» **Extracted data**
>>>>>
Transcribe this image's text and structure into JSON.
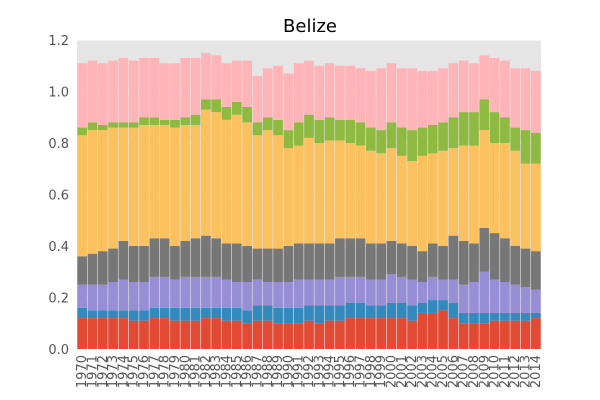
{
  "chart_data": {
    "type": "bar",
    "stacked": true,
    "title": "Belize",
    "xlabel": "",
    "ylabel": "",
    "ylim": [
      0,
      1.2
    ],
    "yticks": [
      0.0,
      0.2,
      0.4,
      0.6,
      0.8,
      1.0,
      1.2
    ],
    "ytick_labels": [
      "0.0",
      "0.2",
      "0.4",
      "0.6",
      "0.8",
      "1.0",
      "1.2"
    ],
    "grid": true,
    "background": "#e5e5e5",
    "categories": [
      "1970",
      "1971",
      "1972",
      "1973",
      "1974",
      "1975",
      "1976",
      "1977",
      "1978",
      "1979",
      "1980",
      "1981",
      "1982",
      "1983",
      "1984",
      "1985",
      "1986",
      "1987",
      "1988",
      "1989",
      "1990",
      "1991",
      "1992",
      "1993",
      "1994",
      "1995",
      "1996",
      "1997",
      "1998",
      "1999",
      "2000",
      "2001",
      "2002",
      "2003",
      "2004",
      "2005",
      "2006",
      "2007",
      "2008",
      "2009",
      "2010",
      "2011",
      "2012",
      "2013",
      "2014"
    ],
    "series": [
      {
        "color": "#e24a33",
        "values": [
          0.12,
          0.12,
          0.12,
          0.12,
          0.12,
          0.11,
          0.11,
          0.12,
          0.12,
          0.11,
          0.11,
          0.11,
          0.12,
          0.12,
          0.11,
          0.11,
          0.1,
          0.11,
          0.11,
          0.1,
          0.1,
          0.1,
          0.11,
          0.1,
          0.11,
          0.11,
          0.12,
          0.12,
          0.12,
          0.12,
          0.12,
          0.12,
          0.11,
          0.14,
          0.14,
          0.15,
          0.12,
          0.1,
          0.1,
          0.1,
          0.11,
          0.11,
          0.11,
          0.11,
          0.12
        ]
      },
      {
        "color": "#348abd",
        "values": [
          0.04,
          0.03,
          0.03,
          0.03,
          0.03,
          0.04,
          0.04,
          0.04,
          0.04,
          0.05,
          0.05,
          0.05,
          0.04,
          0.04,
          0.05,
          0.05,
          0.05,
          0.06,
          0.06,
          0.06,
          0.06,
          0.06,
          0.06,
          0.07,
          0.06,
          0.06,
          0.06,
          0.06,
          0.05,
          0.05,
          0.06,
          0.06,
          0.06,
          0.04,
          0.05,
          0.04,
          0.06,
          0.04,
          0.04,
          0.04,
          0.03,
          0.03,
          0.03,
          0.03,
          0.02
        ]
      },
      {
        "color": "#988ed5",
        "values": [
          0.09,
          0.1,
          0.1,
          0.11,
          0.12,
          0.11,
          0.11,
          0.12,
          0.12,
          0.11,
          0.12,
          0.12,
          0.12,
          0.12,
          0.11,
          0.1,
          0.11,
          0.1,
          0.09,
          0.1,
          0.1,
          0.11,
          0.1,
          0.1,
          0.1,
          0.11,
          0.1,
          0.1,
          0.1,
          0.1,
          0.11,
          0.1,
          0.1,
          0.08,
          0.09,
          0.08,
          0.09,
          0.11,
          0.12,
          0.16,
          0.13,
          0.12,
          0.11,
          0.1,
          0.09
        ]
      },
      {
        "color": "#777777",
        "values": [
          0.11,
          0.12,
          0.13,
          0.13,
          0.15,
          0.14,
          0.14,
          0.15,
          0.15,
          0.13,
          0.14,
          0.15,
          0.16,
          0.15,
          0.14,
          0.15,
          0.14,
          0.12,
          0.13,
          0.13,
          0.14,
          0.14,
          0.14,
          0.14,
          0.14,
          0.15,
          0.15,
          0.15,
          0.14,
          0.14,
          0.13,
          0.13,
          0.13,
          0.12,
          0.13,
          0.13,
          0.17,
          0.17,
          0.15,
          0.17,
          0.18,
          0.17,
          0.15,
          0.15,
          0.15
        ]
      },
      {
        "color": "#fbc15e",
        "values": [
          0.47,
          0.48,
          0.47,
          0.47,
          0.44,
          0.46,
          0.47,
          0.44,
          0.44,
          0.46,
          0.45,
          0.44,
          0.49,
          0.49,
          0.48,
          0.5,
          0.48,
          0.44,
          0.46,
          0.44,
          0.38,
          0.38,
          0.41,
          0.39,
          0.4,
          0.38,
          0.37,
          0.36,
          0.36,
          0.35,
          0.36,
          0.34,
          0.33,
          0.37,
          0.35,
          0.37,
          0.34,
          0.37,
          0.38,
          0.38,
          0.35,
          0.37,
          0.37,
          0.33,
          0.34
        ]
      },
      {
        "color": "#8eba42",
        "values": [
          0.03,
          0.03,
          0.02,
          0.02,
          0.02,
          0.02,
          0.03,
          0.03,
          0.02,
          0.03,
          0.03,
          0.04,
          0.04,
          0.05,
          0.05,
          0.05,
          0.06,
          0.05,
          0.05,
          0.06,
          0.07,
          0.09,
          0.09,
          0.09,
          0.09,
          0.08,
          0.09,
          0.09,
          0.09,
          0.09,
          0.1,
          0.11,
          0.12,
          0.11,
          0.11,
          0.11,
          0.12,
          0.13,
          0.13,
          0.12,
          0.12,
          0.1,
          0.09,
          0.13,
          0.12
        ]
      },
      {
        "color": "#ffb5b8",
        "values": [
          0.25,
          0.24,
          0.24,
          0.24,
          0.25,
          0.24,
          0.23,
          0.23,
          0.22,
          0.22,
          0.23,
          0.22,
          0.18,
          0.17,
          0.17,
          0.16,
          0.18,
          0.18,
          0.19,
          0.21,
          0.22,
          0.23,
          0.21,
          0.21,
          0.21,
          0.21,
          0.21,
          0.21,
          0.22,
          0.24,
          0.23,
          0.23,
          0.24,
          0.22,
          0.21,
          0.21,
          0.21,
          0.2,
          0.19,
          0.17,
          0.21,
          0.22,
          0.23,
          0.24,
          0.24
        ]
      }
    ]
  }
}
<<<<<
» **Task to complete**
From the listing, copy every line where the string "color" appears.

» **Correct answer**
        "color": "#e24a33",
        "color": "#348abd",
        "color": "#988ed5",
        "color": "#777777",
        "color": "#fbc15e",
        "color": "#8eba42",
        "color": "#ffb5b8",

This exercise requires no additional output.